**EXERCISE DIRECTIONS**
Reproduce all of the records exactly.

**GIVEN RECORDS**

============

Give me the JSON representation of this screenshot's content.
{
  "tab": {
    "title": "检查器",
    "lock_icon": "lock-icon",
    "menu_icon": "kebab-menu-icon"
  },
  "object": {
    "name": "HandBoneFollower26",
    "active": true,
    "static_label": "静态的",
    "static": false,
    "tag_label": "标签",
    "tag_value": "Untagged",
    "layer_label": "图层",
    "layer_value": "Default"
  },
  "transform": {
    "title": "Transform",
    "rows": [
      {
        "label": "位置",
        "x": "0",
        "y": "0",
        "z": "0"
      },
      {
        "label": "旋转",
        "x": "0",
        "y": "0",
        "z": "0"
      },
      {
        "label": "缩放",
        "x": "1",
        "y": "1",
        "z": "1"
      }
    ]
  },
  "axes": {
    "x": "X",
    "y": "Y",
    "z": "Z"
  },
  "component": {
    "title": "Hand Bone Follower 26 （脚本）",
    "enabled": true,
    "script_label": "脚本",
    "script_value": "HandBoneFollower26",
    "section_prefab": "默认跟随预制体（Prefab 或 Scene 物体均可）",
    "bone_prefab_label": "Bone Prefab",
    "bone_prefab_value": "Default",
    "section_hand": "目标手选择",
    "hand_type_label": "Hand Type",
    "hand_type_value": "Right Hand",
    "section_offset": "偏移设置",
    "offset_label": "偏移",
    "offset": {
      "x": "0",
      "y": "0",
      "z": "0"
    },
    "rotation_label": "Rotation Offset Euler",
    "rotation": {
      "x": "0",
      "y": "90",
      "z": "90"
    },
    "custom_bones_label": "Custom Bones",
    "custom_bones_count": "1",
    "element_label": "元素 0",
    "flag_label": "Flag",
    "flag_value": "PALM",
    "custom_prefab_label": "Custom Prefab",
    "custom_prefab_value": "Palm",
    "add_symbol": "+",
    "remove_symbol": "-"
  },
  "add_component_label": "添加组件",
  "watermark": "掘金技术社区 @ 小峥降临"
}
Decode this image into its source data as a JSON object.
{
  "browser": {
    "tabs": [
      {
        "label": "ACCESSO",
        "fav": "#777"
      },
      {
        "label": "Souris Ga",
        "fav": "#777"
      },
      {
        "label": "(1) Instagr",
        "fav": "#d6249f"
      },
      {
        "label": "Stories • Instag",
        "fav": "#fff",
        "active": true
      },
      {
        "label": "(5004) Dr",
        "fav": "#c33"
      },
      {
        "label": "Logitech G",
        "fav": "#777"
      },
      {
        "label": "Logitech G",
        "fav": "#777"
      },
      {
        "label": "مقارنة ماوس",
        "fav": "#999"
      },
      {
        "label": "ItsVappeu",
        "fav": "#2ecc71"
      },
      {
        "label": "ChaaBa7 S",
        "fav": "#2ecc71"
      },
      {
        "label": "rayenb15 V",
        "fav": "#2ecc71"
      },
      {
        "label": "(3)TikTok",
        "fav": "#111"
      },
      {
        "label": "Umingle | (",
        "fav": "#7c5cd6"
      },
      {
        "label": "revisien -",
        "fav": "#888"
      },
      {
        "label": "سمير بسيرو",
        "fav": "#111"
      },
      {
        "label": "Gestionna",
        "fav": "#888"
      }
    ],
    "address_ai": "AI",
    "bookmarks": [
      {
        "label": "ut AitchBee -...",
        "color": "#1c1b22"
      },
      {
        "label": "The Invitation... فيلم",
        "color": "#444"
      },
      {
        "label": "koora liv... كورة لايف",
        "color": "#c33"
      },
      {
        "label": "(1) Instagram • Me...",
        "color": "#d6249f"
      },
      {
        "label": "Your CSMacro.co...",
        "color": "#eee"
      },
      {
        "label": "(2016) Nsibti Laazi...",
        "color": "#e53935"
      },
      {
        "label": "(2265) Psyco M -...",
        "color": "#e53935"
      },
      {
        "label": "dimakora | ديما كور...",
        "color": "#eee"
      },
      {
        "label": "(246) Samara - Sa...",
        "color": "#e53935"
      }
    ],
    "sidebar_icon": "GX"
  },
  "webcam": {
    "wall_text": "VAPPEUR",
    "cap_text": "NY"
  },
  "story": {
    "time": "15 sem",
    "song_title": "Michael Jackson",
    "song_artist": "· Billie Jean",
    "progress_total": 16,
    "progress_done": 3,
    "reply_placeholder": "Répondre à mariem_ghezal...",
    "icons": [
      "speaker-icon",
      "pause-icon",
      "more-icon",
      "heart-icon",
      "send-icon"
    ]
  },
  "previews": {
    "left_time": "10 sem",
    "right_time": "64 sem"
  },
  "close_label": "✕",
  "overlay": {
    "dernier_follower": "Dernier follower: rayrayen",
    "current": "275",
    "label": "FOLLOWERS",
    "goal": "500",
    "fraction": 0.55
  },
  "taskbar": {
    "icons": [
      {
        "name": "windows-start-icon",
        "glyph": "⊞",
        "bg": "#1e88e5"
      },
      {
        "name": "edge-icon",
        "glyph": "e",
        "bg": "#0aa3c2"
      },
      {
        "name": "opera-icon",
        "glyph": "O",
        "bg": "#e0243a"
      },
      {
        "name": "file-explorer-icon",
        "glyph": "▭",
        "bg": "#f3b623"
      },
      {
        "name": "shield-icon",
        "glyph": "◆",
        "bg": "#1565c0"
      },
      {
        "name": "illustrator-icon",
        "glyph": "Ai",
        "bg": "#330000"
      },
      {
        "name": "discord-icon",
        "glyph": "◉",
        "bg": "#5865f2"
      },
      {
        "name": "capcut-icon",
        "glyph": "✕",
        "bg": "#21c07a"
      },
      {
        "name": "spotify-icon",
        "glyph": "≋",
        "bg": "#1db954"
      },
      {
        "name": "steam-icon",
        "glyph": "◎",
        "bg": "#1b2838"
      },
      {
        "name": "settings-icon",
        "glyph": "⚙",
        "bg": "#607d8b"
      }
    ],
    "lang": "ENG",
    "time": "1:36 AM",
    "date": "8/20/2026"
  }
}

============

**ANSWER TO THIS PROBLEM**
Give me the JSON representation of this screenshot's content.
{
  "tab": {
    "title": "检查器",
    "lock_icon": "lock-icon",
    "menu_icon": "kebab-menu-icon"
  },
  "object": {
    "name": "HandBoneFollower26",
    "active": true,
    "static_label": "静态的",
    "static": false,
    "tag_label": "标签",
    "tag_value": "Untagged",
    "layer_label": "图层",
    "layer_value": "Default"
  },
  "transform": {
    "title": "Transform",
    "rows": [
      {
        "label": "位置",
        "x": "0",
        "y": "0",
        "z": "0"
      },
      {
        "label": "旋转",
        "x": "0",
        "y": "0",
        "z": "0"
      },
      {
        "label": "缩放",
        "x": "1",
        "y": "1",
        "z": "1"
      }
    ]
  },
  "axes": {
    "x": "X",
    "y": "Y",
    "z": "Z"
  },
  "component": {
    "title": "Hand Bone Follower 26 （脚本）",
    "enabled": true,
    "script_label": "脚本",
    "script_value": "HandBoneFollower26",
    "section_prefab": "默认跟随预制体（Prefab 或 Scene 物体均可）",
    "bone_prefab_label": "Bone Prefab",
    "bone_prefab_value": "Default",
    "section_hand": "目标手选择",
    "hand_type_label": "Hand Type",
    "hand_type_value": "Right Hand",
    "section_offset": "偏移设置",
    "offset_label": "偏移",
    "offset": {
      "x": "0",
      "y": "0",
      "z": "0"
    },
    "rotation_label": "Rotation Offset Euler",
    "rotation": {
      "x": "0",
      "y": "90",
      "z": "90"
    },
    "custom_bones_label": "Custom Bones",
    "custom_bones_count": "1",
    "element_label": "元素 0",
    "flag_label": "Flag",
    "flag_value": "PALM",
    "custom_prefab_label": "Custom Prefab",
    "custom_prefab_value": "Palm",
    "add_symbol": "+",
    "remove_symbol": "-"
  },
  "add_component_label": "添加组件",
  "watermark": "掘金技术社区 @ 小峥降临"
}
Decode this image into its source data as a JSON object.
{
  "browser": {
    "tabs": [
      {
        "label": "ACCESSO",
        "fav": "#777"
      },
      {
        "label": "Souris Ga",
        "fav": "#777"
      },
      {
        "label": "(1) Instagr",
        "fav": "#d6249f"
      },
      {
        "label": "Stories • Instag",
        "fav": "#fff",
        "active": true
      },
      {
        "label": "(5004) Dr",
        "fav": "#c33"
      },
      {
        "label": "Logitech G",
        "fav": "#777"
      },
      {
        "label": "Logitech G",
        "fav": "#777"
      },
      {
        "label": "مقارنة ماوس",
        "fav": "#999"
      },
      {
        "label": "ItsVappeu",
        "fav": "#2ecc71"
      },
      {
        "label": "ChaaBa7 S",
        "fav": "#2ecc71"
      },
      {
        "label": "rayenb15 V",
        "fav": "#2ecc71"
      },
      {
        "label": "(3)TikTok",
        "fav": "#111"
      },
      {
        "label": "Umingle | (",
        "fav": "#7c5cd6"
      },
      {
        "label": "revisien -",
        "fav": "#888"
      },
      {
        "label": "سمير بسيرو",
        "fav": "#111"
      },
      {
        "label": "Gestionna",
        "fav": "#888"
      }
    ],
    "address_ai": "AI",
    "bookmarks": [
      {
        "label": "ut AitchBee -...",
        "color": "#1c1b22"
      },
      {
        "label": "The Invitation... فيلم",
        "color": "#444"
      },
      {
        "label": "koora liv... كورة لايف",
        "color": "#c33"
      },
      {
        "label": "(1) Instagram • Me...",
        "color": "#d6249f"
      },
      {
        "label": "Your CSMacro.co...",
        "color": "#eee"
      },
      {
        "label": "(2016) Nsibti Laazi...",
        "color": "#e53935"
      },
      {
        "label": "(2265) Psyco M -...",
        "color": "#e53935"
      },
      {
        "label": "dimakora | ديما كور...",
        "color": "#eee"
      },
      {
        "label": "(246) Samara - Sa...",
        "color": "#e53935"
      }
    ],
    "sidebar_icon": "GX"
  },
  "webcam": {
    "wall_text": "VAPPEUR",
    "cap_text": "NY"
  },
  "story": {
    "time": "15 sem",
    "song_title": "Michael Jackson",
    "song_artist": "· Billie Jean",
    "progress_total": 16,
    "progress_done": 3,
    "reply_placeholder": "Répondre à mariem_ghezal...",
    "icons": [
      "speaker-icon",
      "pause-icon",
      "more-icon",
      "heart-icon",
      "send-icon"
    ]
  },
  "previews": {
    "left_time": "10 sem",
    "right_time": "64 sem"
  },
  "close_label": "✕",
  "overlay": {
    "dernier_follower": "Dernier follower: rayrayen",
    "current": "275",
    "label": "FOLLOWERS",
    "goal": "500",
    "fraction": 0.55
  },
  "taskbar": {
    "icons": [
      {
        "name": "windows-start-icon",
        "glyph": "⊞",
        "bg": "#1e88e5"
      },
      {
        "name": "edge-icon",
        "glyph": "e",
        "bg": "#0aa3c2"
      },
      {
        "name": "opera-icon",
        "glyph": "O",
        "bg": "#e0243a"
      },
      {
        "name": "file-explorer-icon",
        "glyph": "▭",
        "bg": "#f3b623"
      },
      {
        "name": "shield-icon",
        "glyph": "◆",
        "bg": "#1565c0"
      },
      {
        "name": "illustrator-icon",
        "glyph": "Ai",
        "bg": "#330000"
      },
      {
        "name": "discord-icon",
        "glyph": "◉",
        "bg": "#5865f2"
      },
      {
        "name": "capcut-icon",
        "glyph": "✕",
        "bg": "#21c07a"
      },
      {
        "name": "spotify-icon",
        "glyph": "≋",
        "bg": "#1db954"
      },
      {
        "name": "steam-icon",
        "glyph": "◎",
        "bg": "#1b2838"
      },
      {
        "name": "settings-icon",
        "glyph": "⚙",
        "bg": "#607d8b"
      }
    ],
    "lang": "ENG",
    "time": "1:36 AM",
    "date": "8/20/2026"
  }
}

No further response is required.